STORED ROWS ▸
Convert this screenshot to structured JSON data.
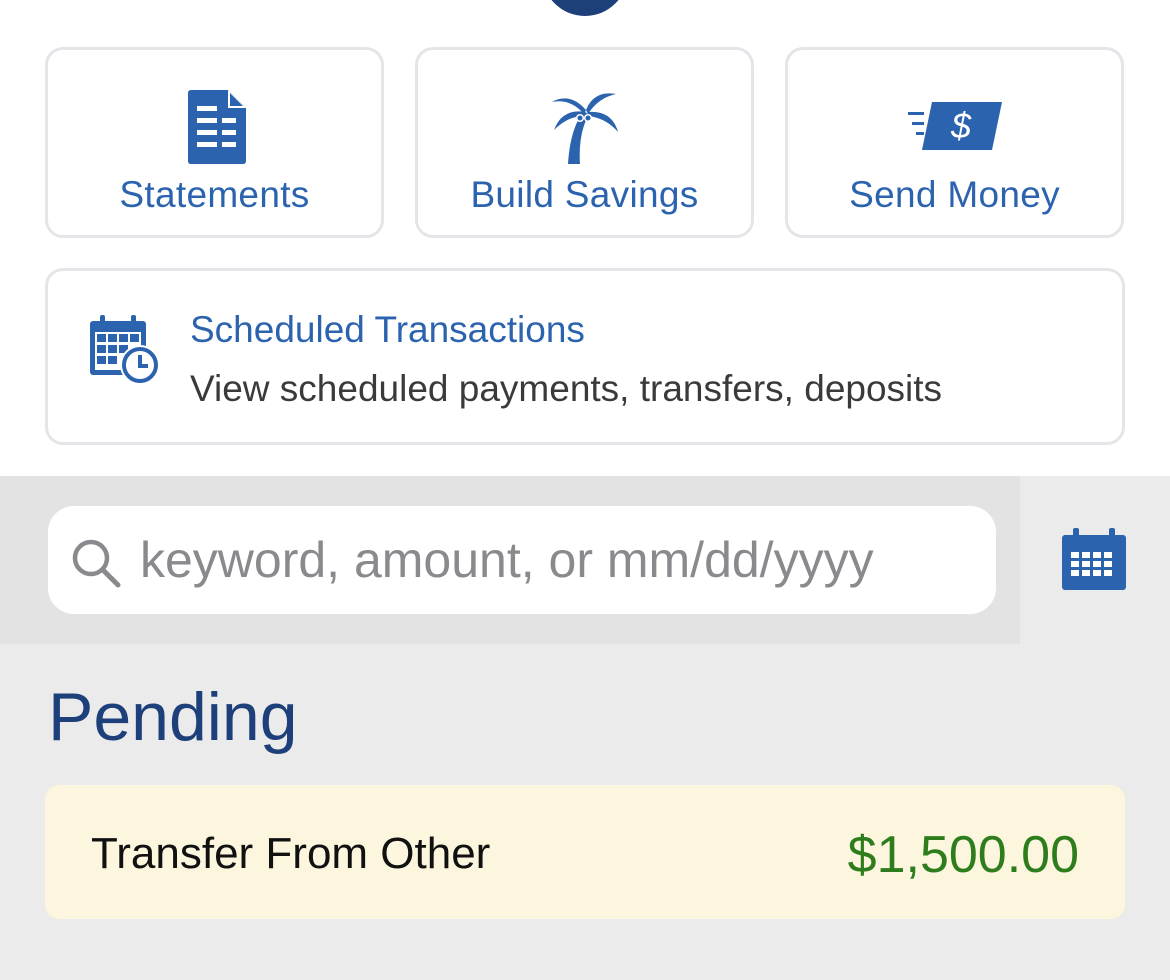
{
  "quick_actions": [
    {
      "label": "Statements",
      "icon": "document-icon"
    },
    {
      "label": "Build Savings",
      "icon": "palm-tree-icon"
    },
    {
      "label": "Send Money",
      "icon": "money-send-icon"
    }
  ],
  "scheduled": {
    "title": "Scheduled Transactions",
    "subtitle": "View scheduled payments, transfers, deposits",
    "icon": "calendar-clock-icon"
  },
  "search": {
    "placeholder": "keyword, amount, or mm/dd/yyyy",
    "value": ""
  },
  "pending": {
    "title": "Pending",
    "transactions": [
      {
        "description": "Transfer From Other",
        "amount": "$1,500.00"
      }
    ]
  },
  "colors": {
    "brand_blue": "#2c63ae",
    "navy": "#1d3f7a",
    "positive_amount": "#2e7d1d",
    "pending_bg": "#fbf6dd"
  }
}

PROMPT ▸ Where a line holds "icon", copy it out.

CORRECT ANSWER ▸
      "icon": "document-icon"
      "icon": "palm-tree-icon"
      "icon": "money-send-icon"
    "icon": "calendar-clock-icon"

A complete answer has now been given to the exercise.